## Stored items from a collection
____
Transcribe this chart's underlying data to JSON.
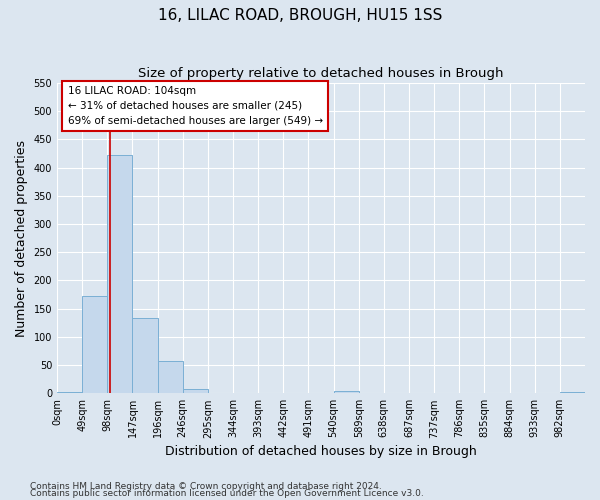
{
  "title": "16, LILAC ROAD, BROUGH, HU15 1SS",
  "subtitle": "Size of property relative to detached houses in Brough",
  "xlabel": "Distribution of detached houses by size in Brough",
  "ylabel": "Number of detached properties",
  "bar_labels": [
    "0sqm",
    "49sqm",
    "98sqm",
    "147sqm",
    "196sqm",
    "246sqm",
    "295sqm",
    "344sqm",
    "393sqm",
    "442sqm",
    "491sqm",
    "540sqm",
    "589sqm",
    "638sqm",
    "687sqm",
    "737sqm",
    "786sqm",
    "835sqm",
    "884sqm",
    "933sqm",
    "982sqm"
  ],
  "bar_values": [
    3,
    173,
    422,
    133,
    57,
    7,
    0,
    0,
    0,
    0,
    0,
    4,
    0,
    0,
    0,
    0,
    0,
    0,
    0,
    0,
    3
  ],
  "bar_color": "#c5d8ec",
  "bar_edge_color": "#7aafd4",
  "ylim": [
    0,
    550
  ],
  "yticks": [
    0,
    50,
    100,
    150,
    200,
    250,
    300,
    350,
    400,
    450,
    500,
    550
  ],
  "property_line_x": 104,
  "bin_width": 49,
  "annotation_title": "16 LILAC ROAD: 104sqm",
  "annotation_line1": "← 31% of detached houses are smaller (245)",
  "annotation_line2": "69% of semi-detached houses are larger (549) →",
  "annotation_box_color": "#ffffff",
  "annotation_box_edge_color": "#cc0000",
  "property_line_color": "#cc0000",
  "footer_line1": "Contains HM Land Registry data © Crown copyright and database right 2024.",
  "footer_line2": "Contains public sector information licensed under the Open Government Licence v3.0.",
  "background_color": "#dce6f0",
  "plot_background_color": "#dce6f0",
  "grid_color": "#ffffff",
  "title_fontsize": 11,
  "subtitle_fontsize": 9.5,
  "axis_label_fontsize": 9,
  "tick_fontsize": 7,
  "annotation_fontsize": 7.5,
  "footer_fontsize": 6.5
}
____
## Required task
Transcribe the listing above verbatim. Omit the pictures.

## The result
Transcribe this chart's underlying data to JSON.
{
  "title": "16, LILAC ROAD, BROUGH, HU15 1SS",
  "subtitle": "Size of property relative to detached houses in Brough",
  "xlabel": "Distribution of detached houses by size in Brough",
  "ylabel": "Number of detached properties",
  "bar_labels": [
    "0sqm",
    "49sqm",
    "98sqm",
    "147sqm",
    "196sqm",
    "246sqm",
    "295sqm",
    "344sqm",
    "393sqm",
    "442sqm",
    "491sqm",
    "540sqm",
    "589sqm",
    "638sqm",
    "687sqm",
    "737sqm",
    "786sqm",
    "835sqm",
    "884sqm",
    "933sqm",
    "982sqm"
  ],
  "bar_values": [
    3,
    173,
    422,
    133,
    57,
    7,
    0,
    0,
    0,
    0,
    0,
    4,
    0,
    0,
    0,
    0,
    0,
    0,
    0,
    0,
    3
  ],
  "bar_color": "#c5d8ec",
  "bar_edge_color": "#7aafd4",
  "ylim": [
    0,
    550
  ],
  "yticks": [
    0,
    50,
    100,
    150,
    200,
    250,
    300,
    350,
    400,
    450,
    500,
    550
  ],
  "property_line_x": 104,
  "bin_width": 49,
  "annotation_title": "16 LILAC ROAD: 104sqm",
  "annotation_line1": "← 31% of detached houses are smaller (245)",
  "annotation_line2": "69% of semi-detached houses are larger (549) →",
  "annotation_box_color": "#ffffff",
  "annotation_box_edge_color": "#cc0000",
  "property_line_color": "#cc0000",
  "footer_line1": "Contains HM Land Registry data © Crown copyright and database right 2024.",
  "footer_line2": "Contains public sector information licensed under the Open Government Licence v3.0.",
  "background_color": "#dce6f0",
  "plot_background_color": "#dce6f0",
  "grid_color": "#ffffff",
  "title_fontsize": 11,
  "subtitle_fontsize": 9.5,
  "axis_label_fontsize": 9,
  "tick_fontsize": 7,
  "annotation_fontsize": 7.5,
  "footer_fontsize": 6.5
}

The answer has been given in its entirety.